Kajian Perserikatan Bangsa-Bangsa masih menemukan hak-hak perempuan dan anak belum dihargai. Ancaman dan tekanan kepada perempuan dan anak tetap tinggi.
Oleh
Luki Aulia
·3 menit baca
NEW YORK, SELASA — Kondisi saat ini dan masa depan anak perempuan di seluruh dunia semakin mengkhawatirkan. Bahkan, dunia pada hari ini ”kehilangan” sedikitnya 140 juta perempuan hanya karena orang lebih menyukai atau lebih memilih memiliki anak laki-laki ketimbang anak perempuan. Tak hanya itu. Anak dan remaja perempuan juga banyak yang hidupnya terabaikan sehingga memiliki risiko kematian lebih tinggi.
Dana Penduduk PBB atau UN Population Fund, dahulu dikenal sebagai UNFPA, memaparkan temuan itu dalam laporan tahunan yang dipublikasikan, Selasa (30/6/2020). Laporan itu juga menemukan 1 dari 5 perkawinan yang berlangsung pada hari ini adalah perkawinan anak perempuan di bawah umur. Sekitar 4,1 juta anak perempuan berisiko disunat, praktik yang selama ini berulang kali dikecam oleh PBB.
Direktur Eksekutif UNFPA Natalia Kanem mengatakan, perlakuan membahayakan terhadap anak perempuan akan menimbulkan trauma yang dalam dan akan sulit dihilangkan. Jika ini terjadi, anak perempuan tidak akan bisa memperoleh haknya untuk memaksimalkan potensi yang mereka miliki.

--- TUGAS ANDA ---
Ketik ulang seluruh berita tentang laporan UNFPA di atas tanpa perubahan apa pun.

--- BARIS YANG DIBERIKAN ---
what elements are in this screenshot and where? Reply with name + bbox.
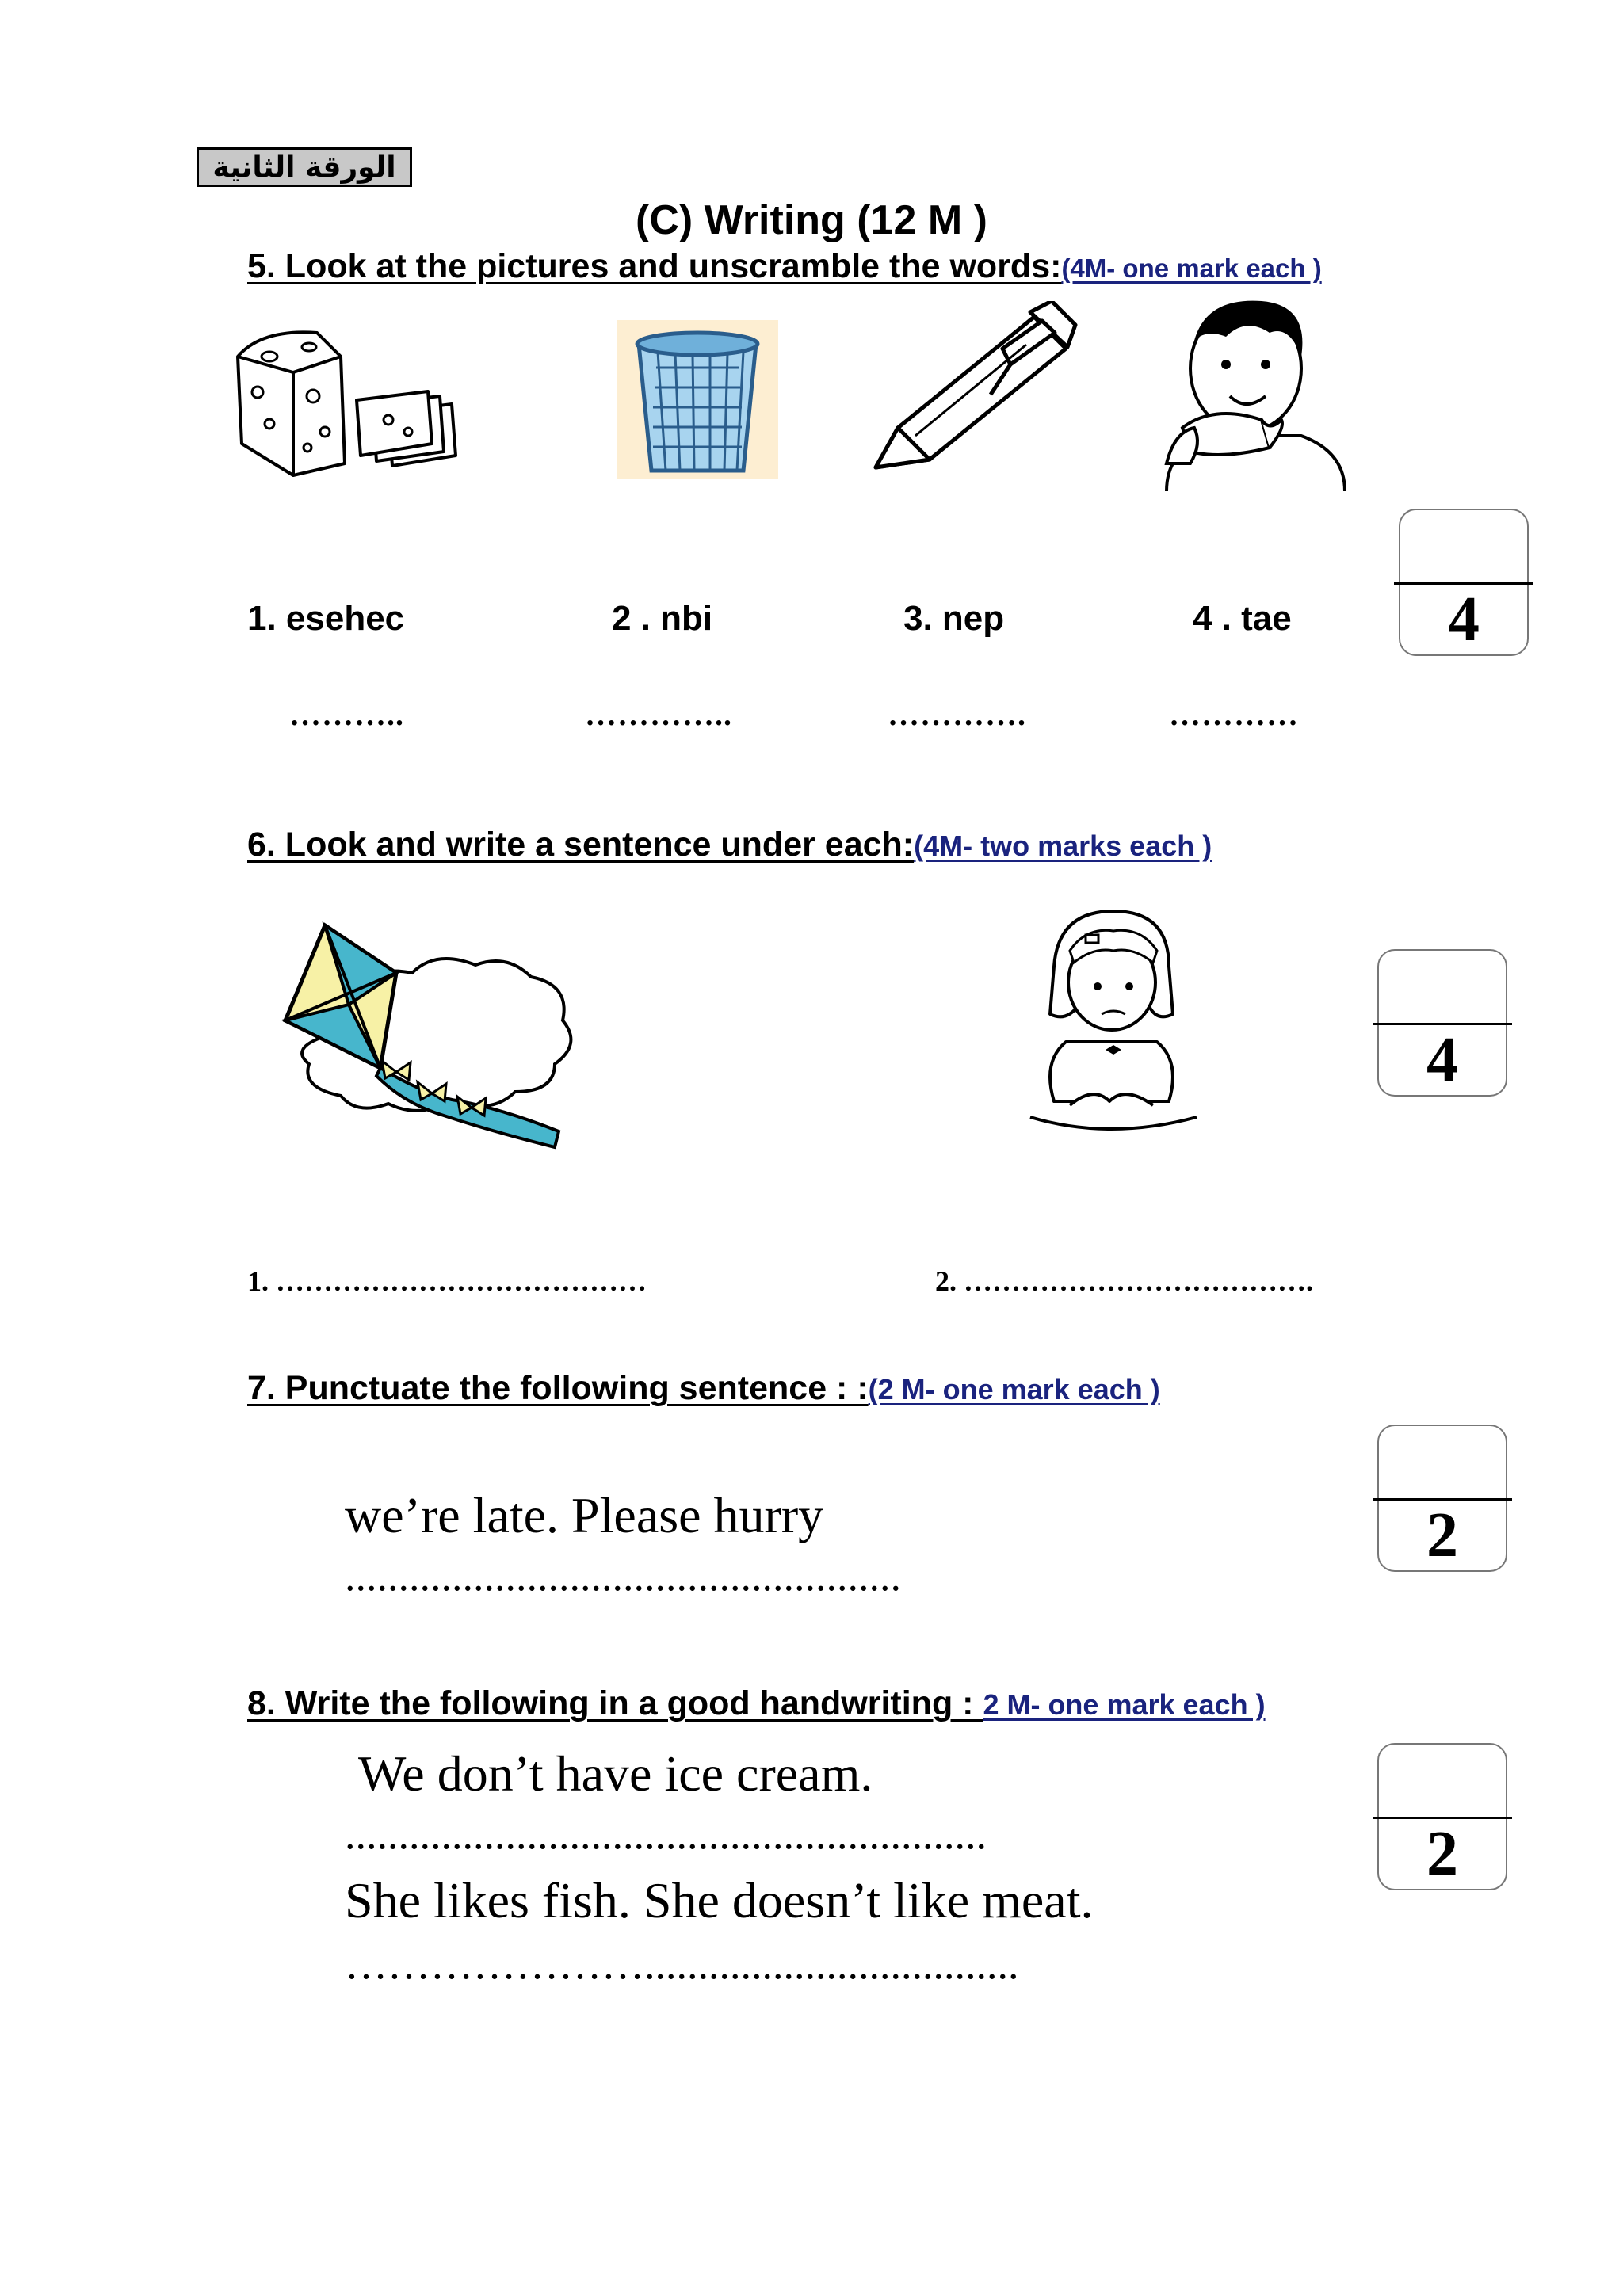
q8-answer-line-1[interactable]: ............................................................ — [345, 1810, 987, 1858]
q7-heading — [247, 1369, 1160, 1408]
q6-marks: (4M- two marks each ) — [914, 830, 1212, 862]
q7-sentence: we’re late. Please hurry — [345, 1487, 824, 1543]
q6-answer-2[interactable]: 2. ………………………………. — [935, 1265, 1313, 1297]
cheese-icon — [230, 325, 468, 483]
q6-answer-1[interactable]: 1. ………………………………… — [247, 1265, 647, 1297]
pen-icon — [860, 301, 1082, 479]
kite-icon — [277, 917, 586, 1155]
q8-sentence-1: We don’t have ice cream. — [358, 1745, 873, 1802]
q7-score-box — [1377, 1425, 1507, 1572]
q8-marks: 2 M- one mark each ) — [983, 1688, 1266, 1721]
arabic-page-label: الورقة الثانية — [197, 147, 412, 187]
q5-heading — [247, 247, 1322, 286]
q8-sentence-2: She likes fish. She doesn’t like meat. — [345, 1872, 1094, 1928]
q5-word-3: 3. nep — [903, 599, 1005, 638]
q5-word-2: 2 . nbi — [612, 599, 713, 638]
girl-icon — [1022, 903, 1205, 1141]
section-title: (C) Writing (12 M ) — [636, 197, 987, 243]
q8-score: 2 — [1426, 1819, 1458, 1889]
boy-eating-icon — [1151, 293, 1357, 507]
q5-score-box — [1399, 509, 1529, 656]
q5-answer-2[interactable]: ………….. — [585, 696, 732, 732]
q5-word-4: 4 . tae — [1193, 599, 1292, 638]
bin-icon — [617, 320, 778, 479]
q5-heading-text: 5. Look at the pictures and unscramble the words: — [247, 247, 1062, 285]
q7-score: 2 — [1426, 1501, 1458, 1570]
q6-heading-text: 6. Look and write a sentence under each: — [247, 826, 915, 864]
q5-score: 4 — [1448, 585, 1480, 654]
q8-score-box — [1377, 1743, 1507, 1890]
q5-answer-3[interactable]: …………. — [888, 696, 1026, 732]
q7-heading-text: 7. Punctuate the following sentence : : — [247, 1369, 869, 1407]
q8-heading-text: 8. Write the following in a good handwriting : — [247, 1684, 983, 1722]
q5-word-1: 1. esehec — [247, 599, 405, 638]
q6-score: 4 — [1426, 1025, 1458, 1095]
q5-answer-1[interactable]: ……….. — [289, 696, 404, 732]
q6-score-box — [1377, 949, 1507, 1097]
q7-marks: (2 M- one mark each ) — [868, 1373, 1160, 1405]
q5-marks: (4M- one mark each ) — [1061, 254, 1322, 283]
q8-answer-line-2[interactable]: …………………................................... — [345, 1940, 1019, 1988]
q8-heading — [247, 1684, 1266, 1723]
q7-answer-line[interactable]: .................................................... — [345, 1552, 901, 1600]
q6-heading — [247, 826, 1212, 864]
q5-answer-4[interactable]: ………… — [1169, 696, 1299, 732]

--- HASIL ---
Kajian Perserikatan Bangsa-Bangsa masih menemukan hak-hak perempuan dan anak belum dihargai. Ancaman dan tekanan kepada perempuan dan anak tetap tinggi.
Oleh
Luki Aulia
·3 menit baca
NEW YORK, SELASA — Kondisi saat ini dan masa depan anak perempuan di seluruh dunia semakin mengkhawatirkan. Bahkan, dunia pada hari ini ”kehilangan” sedikitnya 140 juta perempuan hanya karena orang lebih menyukai atau lebih memilih memiliki anak laki-laki ketimbang anak perempuan. Tak hanya itu. Anak dan remaja perempuan juga banyak yang hidupnya terabaikan sehingga memiliki risiko kematian lebih tinggi.
Dana Penduduk PBB atau UN Population Fund, dahulu dikenal sebagai UNFPA, memaparkan temuan itu dalam laporan tahunan yang dipublikasikan, Selasa (30/6/2020). Laporan itu juga menemukan 1 dari 5 perkawinan yang berlangsung pada hari ini adalah perkawinan anak perempuan di bawah umur. Sekitar 4,1 juta anak perempuan berisiko disunat, praktik yang selama ini berulang kali dikecam oleh PBB.
Direktur Eksekutif UNFPA Natalia Kanem mengatakan, perlakuan membahayakan terhadap anak perempuan akan menimbulkan trauma yang dalam dan akan sulit dihilangkan. Jika ini terjadi, anak perempuan tidak akan bisa memperoleh haknya untuk memaksimalkan potensi yang mereka miliki.